_EXERCISE INSTRUCTIONS_
Copies of all lines containing the string "rice" are needed from the data below.
### INPUT
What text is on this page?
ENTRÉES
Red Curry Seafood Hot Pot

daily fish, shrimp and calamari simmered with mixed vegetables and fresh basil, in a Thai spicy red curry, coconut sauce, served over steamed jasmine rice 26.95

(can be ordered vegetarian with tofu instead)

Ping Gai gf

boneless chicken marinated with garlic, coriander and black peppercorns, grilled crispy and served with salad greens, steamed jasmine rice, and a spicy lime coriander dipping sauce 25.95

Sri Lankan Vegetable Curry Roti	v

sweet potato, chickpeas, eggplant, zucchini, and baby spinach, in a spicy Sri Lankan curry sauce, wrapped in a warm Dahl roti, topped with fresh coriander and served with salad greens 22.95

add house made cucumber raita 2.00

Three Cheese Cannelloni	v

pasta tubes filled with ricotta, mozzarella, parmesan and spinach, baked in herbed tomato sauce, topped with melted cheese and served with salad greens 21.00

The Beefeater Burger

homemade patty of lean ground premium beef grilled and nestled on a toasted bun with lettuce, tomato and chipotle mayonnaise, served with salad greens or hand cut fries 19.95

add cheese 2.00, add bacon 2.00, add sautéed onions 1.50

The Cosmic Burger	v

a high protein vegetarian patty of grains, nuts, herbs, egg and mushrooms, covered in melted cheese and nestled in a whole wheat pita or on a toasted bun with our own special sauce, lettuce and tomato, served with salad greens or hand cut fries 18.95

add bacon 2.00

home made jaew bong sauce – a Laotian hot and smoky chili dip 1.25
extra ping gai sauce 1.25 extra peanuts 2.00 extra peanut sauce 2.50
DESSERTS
######
### INPUT
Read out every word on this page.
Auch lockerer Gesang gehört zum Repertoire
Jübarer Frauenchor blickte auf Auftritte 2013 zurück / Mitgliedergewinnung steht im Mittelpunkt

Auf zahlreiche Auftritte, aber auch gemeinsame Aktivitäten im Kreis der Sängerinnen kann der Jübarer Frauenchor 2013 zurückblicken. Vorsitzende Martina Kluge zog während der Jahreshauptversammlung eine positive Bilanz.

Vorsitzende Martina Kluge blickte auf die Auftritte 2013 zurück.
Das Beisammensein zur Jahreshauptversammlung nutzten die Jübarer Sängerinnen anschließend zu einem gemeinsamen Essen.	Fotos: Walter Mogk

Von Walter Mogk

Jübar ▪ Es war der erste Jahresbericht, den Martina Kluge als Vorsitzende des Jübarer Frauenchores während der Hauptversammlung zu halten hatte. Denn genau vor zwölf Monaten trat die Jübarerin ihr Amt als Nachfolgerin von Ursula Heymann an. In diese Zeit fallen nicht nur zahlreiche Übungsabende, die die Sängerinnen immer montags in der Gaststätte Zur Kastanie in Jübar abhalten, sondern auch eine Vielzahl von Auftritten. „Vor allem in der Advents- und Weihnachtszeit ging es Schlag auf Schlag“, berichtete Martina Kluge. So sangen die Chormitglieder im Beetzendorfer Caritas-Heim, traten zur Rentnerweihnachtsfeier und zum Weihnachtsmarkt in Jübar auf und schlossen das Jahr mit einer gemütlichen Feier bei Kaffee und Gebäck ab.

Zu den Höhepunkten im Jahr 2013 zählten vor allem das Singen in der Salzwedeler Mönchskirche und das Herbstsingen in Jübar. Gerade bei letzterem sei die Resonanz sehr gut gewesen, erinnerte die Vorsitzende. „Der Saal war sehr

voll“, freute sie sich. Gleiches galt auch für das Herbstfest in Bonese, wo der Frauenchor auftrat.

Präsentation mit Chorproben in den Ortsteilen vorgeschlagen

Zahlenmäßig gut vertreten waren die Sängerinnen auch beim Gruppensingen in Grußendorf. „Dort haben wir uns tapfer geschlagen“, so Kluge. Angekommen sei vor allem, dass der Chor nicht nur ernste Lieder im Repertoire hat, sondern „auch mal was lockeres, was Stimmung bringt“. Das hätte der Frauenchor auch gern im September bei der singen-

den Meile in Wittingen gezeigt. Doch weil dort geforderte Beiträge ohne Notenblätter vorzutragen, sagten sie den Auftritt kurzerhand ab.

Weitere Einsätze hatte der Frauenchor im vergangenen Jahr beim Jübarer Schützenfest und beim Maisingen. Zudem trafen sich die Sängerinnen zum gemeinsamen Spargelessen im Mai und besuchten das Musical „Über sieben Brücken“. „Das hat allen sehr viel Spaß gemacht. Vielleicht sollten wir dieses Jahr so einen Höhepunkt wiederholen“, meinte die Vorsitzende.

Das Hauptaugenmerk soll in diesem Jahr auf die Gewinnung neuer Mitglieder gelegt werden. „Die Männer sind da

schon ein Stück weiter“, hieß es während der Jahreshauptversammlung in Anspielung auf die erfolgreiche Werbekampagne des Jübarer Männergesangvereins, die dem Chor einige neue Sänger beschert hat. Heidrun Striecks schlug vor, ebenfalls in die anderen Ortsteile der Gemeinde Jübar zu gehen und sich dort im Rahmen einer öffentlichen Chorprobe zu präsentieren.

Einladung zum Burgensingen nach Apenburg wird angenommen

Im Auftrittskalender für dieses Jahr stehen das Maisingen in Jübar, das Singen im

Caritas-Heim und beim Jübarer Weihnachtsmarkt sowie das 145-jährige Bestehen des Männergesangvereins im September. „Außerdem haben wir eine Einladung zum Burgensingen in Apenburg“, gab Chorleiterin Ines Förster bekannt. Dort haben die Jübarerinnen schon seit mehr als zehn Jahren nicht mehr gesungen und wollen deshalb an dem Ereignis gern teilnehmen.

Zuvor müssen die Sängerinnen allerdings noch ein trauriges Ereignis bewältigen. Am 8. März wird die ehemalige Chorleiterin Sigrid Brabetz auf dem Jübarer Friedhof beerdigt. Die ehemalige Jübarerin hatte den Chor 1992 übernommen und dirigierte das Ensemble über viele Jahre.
######
_ANSWER SECTION_
daily fish, shrimp and calamari simmered with mixed vegetables and fresh basil, in a Thai spicy red curry, coconut sauce, served over steamed jasmine rice 26.95
boneless chicken marinated with garlic, coriander and black peppercorns, grilled crispy and served with salad greens, steamed jasmine rice, and a spicy lime coriander dipping sauce 25.95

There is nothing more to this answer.